Recorded data:
__________________________________________________

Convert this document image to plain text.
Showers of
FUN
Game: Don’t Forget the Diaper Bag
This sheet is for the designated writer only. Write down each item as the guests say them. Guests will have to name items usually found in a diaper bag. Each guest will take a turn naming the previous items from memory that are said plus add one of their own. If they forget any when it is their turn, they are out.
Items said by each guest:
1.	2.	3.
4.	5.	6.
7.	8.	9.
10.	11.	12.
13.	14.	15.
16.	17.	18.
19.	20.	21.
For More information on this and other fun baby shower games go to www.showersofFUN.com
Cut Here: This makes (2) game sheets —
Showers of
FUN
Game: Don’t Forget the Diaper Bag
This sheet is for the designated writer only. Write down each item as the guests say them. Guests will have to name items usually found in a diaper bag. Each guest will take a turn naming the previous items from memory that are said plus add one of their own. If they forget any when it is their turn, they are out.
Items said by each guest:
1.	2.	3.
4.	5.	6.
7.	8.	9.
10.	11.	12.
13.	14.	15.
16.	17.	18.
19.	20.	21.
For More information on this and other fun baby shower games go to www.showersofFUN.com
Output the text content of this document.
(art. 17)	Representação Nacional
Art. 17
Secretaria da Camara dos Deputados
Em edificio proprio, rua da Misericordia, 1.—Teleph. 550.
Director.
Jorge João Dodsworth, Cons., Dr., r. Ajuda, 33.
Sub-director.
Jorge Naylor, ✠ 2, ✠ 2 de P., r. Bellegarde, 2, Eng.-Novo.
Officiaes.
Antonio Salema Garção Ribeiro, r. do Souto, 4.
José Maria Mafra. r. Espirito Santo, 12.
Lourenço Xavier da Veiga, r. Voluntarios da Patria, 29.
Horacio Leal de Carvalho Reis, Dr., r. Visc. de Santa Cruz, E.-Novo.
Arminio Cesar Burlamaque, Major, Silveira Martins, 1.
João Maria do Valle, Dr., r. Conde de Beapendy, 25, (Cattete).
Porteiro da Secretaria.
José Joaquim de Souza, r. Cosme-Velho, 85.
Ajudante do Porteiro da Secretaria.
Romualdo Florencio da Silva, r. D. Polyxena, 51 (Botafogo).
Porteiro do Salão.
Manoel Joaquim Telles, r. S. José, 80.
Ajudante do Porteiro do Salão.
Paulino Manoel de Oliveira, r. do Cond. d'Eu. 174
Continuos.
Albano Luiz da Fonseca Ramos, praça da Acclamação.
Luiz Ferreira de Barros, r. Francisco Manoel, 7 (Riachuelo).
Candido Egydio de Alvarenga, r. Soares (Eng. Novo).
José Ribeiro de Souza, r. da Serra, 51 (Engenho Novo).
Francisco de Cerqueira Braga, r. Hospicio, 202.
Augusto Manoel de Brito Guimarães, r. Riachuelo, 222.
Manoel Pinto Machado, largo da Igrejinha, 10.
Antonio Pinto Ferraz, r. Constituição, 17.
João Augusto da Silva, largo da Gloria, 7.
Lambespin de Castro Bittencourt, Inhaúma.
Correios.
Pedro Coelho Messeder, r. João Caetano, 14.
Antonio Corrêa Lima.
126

__________________________________________________

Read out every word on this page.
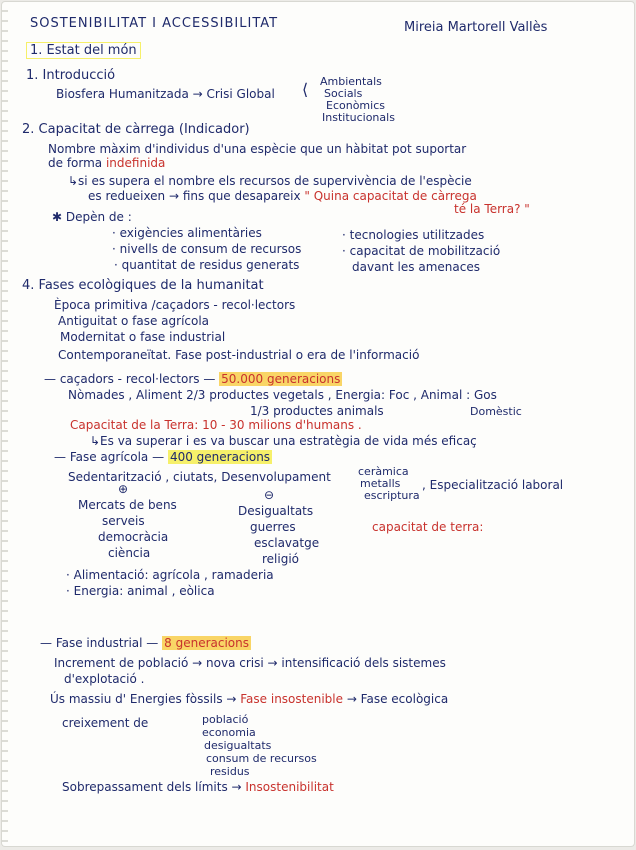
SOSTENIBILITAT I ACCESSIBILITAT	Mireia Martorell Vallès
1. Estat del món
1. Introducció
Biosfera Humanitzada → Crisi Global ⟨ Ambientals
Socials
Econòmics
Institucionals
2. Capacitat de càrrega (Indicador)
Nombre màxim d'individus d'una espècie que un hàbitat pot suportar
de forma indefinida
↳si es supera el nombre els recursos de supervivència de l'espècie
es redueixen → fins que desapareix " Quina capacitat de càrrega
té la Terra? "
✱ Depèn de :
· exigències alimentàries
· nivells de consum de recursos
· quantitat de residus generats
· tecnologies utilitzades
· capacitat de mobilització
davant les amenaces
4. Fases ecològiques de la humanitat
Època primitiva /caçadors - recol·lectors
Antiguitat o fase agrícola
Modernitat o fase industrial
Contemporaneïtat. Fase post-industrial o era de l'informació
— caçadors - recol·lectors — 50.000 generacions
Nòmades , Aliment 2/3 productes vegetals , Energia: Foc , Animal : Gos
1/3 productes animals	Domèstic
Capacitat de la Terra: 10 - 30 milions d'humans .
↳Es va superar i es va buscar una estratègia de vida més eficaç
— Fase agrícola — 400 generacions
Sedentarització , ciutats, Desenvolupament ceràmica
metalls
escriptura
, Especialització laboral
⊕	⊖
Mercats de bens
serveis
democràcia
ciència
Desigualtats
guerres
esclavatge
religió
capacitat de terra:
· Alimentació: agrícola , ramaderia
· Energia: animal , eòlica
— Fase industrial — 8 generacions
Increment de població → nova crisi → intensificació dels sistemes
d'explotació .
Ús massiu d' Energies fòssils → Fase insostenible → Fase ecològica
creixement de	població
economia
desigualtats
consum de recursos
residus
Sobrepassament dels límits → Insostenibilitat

__________________________________________________

WORK TO BE COMPLETED:
Copy down every line of the entries containing the word "Pinto".

EXERCISE OUTPUT:
Manoel Pinto Machado, largo da Igrejinha, 10.
Antonio Pinto Ferraz, r. Constituição, 17.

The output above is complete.